[EXERCISE TASK] Copy out all lines with the word "Frameworks" in them.

(Stored data)
※

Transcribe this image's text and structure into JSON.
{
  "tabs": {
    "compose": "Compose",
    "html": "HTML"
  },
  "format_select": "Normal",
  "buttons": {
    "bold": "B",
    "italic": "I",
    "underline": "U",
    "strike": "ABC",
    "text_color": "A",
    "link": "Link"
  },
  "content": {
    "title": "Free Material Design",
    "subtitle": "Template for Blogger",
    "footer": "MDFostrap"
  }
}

※

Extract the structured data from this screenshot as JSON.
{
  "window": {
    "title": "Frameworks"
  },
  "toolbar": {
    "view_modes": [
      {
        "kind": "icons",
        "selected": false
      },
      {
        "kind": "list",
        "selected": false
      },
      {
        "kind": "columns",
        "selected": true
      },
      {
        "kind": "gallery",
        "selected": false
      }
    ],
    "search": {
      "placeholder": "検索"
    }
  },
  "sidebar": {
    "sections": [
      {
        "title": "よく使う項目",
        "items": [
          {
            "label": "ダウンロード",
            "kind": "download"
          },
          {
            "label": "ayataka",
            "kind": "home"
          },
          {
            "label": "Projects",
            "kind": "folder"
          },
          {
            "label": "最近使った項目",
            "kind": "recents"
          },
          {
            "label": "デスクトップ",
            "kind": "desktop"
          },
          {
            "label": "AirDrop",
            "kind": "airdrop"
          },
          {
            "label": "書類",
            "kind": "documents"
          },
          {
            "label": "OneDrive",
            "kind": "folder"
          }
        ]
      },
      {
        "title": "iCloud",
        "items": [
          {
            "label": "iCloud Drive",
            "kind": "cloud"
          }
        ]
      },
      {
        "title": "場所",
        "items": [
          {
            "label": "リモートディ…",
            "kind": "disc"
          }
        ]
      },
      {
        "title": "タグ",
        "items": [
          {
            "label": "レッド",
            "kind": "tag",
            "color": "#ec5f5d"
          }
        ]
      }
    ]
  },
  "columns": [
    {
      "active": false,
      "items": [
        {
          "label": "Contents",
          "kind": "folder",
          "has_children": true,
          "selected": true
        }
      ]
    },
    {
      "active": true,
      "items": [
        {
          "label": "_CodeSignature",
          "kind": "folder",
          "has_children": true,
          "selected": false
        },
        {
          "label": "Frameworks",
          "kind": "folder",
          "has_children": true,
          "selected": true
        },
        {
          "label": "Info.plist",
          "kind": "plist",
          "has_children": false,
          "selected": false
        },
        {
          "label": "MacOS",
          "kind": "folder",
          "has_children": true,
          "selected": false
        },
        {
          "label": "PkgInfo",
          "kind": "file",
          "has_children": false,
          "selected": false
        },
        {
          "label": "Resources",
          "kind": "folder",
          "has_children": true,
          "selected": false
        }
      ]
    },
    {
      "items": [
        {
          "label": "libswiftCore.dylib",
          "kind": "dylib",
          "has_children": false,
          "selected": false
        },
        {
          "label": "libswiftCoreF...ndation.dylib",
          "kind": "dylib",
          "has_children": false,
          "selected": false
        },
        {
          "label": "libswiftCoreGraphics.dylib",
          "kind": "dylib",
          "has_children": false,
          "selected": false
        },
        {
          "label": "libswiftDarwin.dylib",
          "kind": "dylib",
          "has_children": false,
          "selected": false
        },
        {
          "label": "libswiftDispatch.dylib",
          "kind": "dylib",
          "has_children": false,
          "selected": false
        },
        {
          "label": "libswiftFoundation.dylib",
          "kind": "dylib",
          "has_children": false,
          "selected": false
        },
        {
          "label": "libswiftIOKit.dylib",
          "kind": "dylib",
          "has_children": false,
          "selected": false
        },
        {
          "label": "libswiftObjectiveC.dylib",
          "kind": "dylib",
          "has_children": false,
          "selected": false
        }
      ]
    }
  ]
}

※

[SOLUTION FOR THIS PROBLEM]
    "title": "Frameworks"
          "label": "Frameworks",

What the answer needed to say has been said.